== EXTRACT PROVIDED ==
[Start]
BTW, the question was never whether Collins had decent administrative background to manage large scale science issues or not, the question was, with all the OTHER scientists out there with similar qualifications, why pick the one who appears he must compartmentalize half his life?

oh, I forgot to add the link to Gert’s review, but I’ve posted it here dozens of times over the last couple of years, so I guess it seemed a bit repetitious.

http://home.planet.nl/~gkorthof/korthof83.htm

The presentation at which Collins made the remarks I reported is here. His comment about “proof” is in the Q&A, about 75% of the way through the video, in response to a question about his apparent “God of the gaps” approach.
[End]
Extend the comment about Collins's selection and his remarks on "proof," picking up after its final sentence. The material that comes after this text is from an unrelated source.

== DATA BLOCK ==
[Start]
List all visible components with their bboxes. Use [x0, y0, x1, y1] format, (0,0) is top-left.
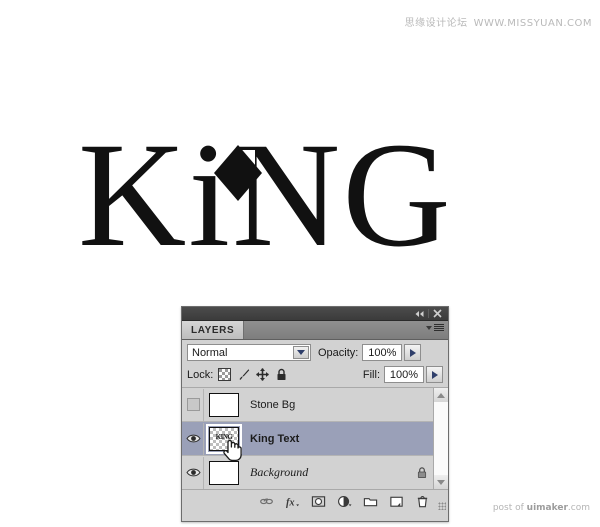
[End]
== WRITTEN RESPONSE ==
As a Methodist who is participating in a group study on ‘Science and Religion’ featuring Collins, I can tell you that he makes similar disclaimers about his arguments not constituting ‘proof’ in the accompanying DVD. This is something that is marketed to believers, not the scientific community, and I thought you folk should know that Collins (whatever the fuzziness of his views on altruism) is saying the same things when he ‘preaches to the choir’ as in the public square…unlike some ID proponents of my acquaintance.

However, the blanket statement that peoples’ religious private beliefs should be a grounds for discriminating against them …

Ignoring for the moment that no such statement was made, where on earth did you get the idea that we were discussing Collins’ private religious beliefs? How much more public can someone make their beliefs than writing a book about them?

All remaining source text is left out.